[Given task] Reproduce the entries in full, with no changes.

Collected data entries:
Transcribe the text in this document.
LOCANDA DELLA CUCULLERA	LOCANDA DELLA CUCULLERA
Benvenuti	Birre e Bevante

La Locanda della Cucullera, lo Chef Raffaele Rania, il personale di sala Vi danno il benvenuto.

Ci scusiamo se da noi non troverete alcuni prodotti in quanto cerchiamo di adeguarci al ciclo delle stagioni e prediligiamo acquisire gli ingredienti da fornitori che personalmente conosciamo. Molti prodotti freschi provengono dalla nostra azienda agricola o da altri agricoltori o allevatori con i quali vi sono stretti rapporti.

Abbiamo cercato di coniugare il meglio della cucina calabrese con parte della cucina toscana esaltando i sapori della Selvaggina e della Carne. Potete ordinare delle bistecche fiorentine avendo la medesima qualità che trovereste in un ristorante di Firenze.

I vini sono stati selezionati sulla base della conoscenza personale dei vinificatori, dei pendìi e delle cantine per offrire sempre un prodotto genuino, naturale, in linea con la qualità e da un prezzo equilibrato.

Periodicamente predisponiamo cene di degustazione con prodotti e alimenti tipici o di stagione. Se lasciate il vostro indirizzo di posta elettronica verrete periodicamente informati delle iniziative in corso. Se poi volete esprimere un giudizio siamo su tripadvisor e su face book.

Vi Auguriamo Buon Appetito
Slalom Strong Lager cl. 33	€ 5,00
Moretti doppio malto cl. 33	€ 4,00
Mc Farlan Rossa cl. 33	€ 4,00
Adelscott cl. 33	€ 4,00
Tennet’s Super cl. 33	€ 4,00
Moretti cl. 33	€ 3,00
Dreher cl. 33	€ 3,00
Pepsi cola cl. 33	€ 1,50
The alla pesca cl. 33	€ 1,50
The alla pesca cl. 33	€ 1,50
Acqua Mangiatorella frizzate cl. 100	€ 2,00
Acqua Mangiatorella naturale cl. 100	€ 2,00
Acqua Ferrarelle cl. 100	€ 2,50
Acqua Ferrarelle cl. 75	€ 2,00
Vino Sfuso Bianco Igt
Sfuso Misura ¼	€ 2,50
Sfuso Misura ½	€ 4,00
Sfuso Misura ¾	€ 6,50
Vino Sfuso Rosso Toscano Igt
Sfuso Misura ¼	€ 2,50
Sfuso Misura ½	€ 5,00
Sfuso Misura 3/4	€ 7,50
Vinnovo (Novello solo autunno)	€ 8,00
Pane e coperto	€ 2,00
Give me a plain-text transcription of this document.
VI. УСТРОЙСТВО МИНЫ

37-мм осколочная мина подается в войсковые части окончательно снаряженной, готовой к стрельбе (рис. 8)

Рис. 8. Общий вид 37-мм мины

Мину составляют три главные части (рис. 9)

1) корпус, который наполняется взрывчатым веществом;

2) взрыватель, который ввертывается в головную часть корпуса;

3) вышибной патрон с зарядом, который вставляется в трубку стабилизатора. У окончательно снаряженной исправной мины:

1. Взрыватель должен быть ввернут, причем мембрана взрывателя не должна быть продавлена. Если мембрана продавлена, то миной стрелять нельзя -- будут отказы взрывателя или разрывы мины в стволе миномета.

[Exercise response]
Transcribe the text in this document.
LOCANDA DELLA CUCULLERA	LOCANDA DELLA CUCULLERA
Benvenuti	Birre e Bevante

La Locanda della Cucullera, lo Chef Raffaele Rania, il personale di sala Vi danno il benvenuto.

Ci scusiamo se da noi non troverete alcuni prodotti in quanto cerchiamo di adeguarci al ciclo delle stagioni e prediligiamo acquisire gli ingredienti da fornitori che personalmente conosciamo. Molti prodotti freschi provengono dalla nostra azienda agricola o da altri agricoltori o allevatori con i quali vi sono stretti rapporti.

Abbiamo cercato di coniugare il meglio della cucina calabrese con parte della cucina toscana esaltando i sapori della Selvaggina e della Carne. Potete ordinare delle bistecche fiorentine avendo la medesima qualità che trovereste in un ristorante di Firenze.

I vini sono stati selezionati sulla base della conoscenza personale dei vinificatori, dei pendìi e delle cantine per offrire sempre un prodotto genuino, naturale, in linea con la qualità e da un prezzo equilibrato.

Periodicamente predisponiamo cene di degustazione con prodotti e alimenti tipici o di stagione. Se lasciate il vostro indirizzo di posta elettronica verrete periodicamente informati delle iniziative in corso. Se poi volete esprimere un giudizio siamo su tripadvisor e su face book.

Vi Auguriamo Buon Appetito
Slalom Strong Lager cl. 33	€ 5,00
Moretti doppio malto cl. 33	€ 4,00
Mc Farlan Rossa cl. 33	€ 4,00
Adelscott cl. 33	€ 4,00
Tennet’s Super cl. 33	€ 4,00
Moretti cl. 33	€ 3,00
Dreher cl. 33	€ 3,00
Pepsi cola cl. 33	€ 1,50
The alla pesca cl. 33	€ 1,50
The alla pesca cl. 33	€ 1,50
Acqua Mangiatorella frizzate cl. 100	€ 2,00
Acqua Mangiatorella naturale cl. 100	€ 2,00
Acqua Ferrarelle cl. 100	€ 2,50
Acqua Ferrarelle cl. 75	€ 2,00
Vino Sfuso Bianco Igt
Sfuso Misura ¼	€ 2,50
Sfuso Misura ½	€ 4,00
Sfuso Misura ¾	€ 6,50
Vino Sfuso Rosso Toscano Igt
Sfuso Misura ¼	€ 2,50
Sfuso Misura ½	€ 5,00
Sfuso Misura 3/4	€ 7,50
Vinnovo (Novello solo autunno)	€ 8,00
Pane e coperto	€ 2,00
Give me a plain-text transcription of this document.
VI. УСТРОЙСТВО МИНЫ

37-мм осколочная мина подается в войсковые части окончательно снаряженной, готовой к стрельбе (рис. 8)

Рис. 8. Общий вид 37-мм мины

Мину составляют три главные части (рис. 9)

1) корпус, который наполняется взрывчатым веществом;

2) взрыватель, который ввертывается в головную часть корпуса;

3) вышибной патрон с зарядом, который вставляется в трубку стабилизатора. У окончательно снаряженной исправной мины:

1. Взрыватель должен быть ввернут, причем мембрана взрывателя не должна быть продавлена. Если мембрана продавлена, то миной стрелять нельзя -- будут отказы взрывателя или разрывы мины в стволе миномета.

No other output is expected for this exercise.